» **Problem**
Transcribe the entries below exactly.
• • • • •
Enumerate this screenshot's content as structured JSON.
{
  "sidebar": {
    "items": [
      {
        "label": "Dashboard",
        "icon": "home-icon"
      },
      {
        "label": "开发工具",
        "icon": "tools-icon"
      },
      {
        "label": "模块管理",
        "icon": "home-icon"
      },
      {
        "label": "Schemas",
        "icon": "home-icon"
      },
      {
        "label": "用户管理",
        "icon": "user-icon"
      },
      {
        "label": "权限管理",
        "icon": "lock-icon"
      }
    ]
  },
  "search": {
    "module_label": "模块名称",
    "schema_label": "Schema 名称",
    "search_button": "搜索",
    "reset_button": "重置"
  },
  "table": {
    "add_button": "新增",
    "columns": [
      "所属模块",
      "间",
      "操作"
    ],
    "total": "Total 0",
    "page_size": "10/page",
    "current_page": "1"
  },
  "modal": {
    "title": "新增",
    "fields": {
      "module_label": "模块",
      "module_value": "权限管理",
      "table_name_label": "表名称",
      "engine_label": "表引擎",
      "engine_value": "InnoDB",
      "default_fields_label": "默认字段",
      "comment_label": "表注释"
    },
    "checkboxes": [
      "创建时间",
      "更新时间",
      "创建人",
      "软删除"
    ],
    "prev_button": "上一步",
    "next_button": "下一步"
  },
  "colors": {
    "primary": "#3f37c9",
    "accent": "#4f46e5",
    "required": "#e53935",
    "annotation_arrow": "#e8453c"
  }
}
• • • • •
» **Response to the task**
Enumerate this screenshot's content as structured JSON.
{
  "sidebar": {
    "items": [
      {
        "label": "Dashboard",
        "icon": "home-icon"
      },
      {
        "label": "开发工具",
        "icon": "tools-icon"
      },
      {
        "label": "模块管理",
        "icon": "home-icon"
      },
      {
        "label": "Schemas",
        "icon": "home-icon"
      },
      {
        "label": "用户管理",
        "icon": "user-icon"
      },
      {
        "label": "权限管理",
        "icon": "lock-icon"
      }
    ]
  },
  "search": {
    "module_label": "模块名称",
    "schema_label": "Schema 名称",
    "search_button": "搜索",
    "reset_button": "重置"
  },
  "table": {
    "add_button": "新增",
    "columns": [
      "所属模块",
      "间",
      "操作"
    ],
    "total": "Total 0",
    "page_size": "10/page",
    "current_page": "1"
  },
  "modal": {
    "title": "新增",
    "fields": {
      "module_label": "模块",
      "module_value": "权限管理",
      "table_name_label": "表名称",
      "engine_label": "表引擎",
      "engine_value": "InnoDB",
      "default_fields_label": "默认字段",
      "comment_label": "表注释"
    },
    "checkboxes": [
      "创建时间",
      "更新时间",
      "创建人",
      "软删除"
    ],
    "prev_button": "上一步",
    "next_button": "下一步"
  },
  "colors": {
    "primary": "#3f37c9",
    "accent": "#4f46e5",
    "required": "#e53935",
    "annotation_arrow": "#e8453c"
  }
}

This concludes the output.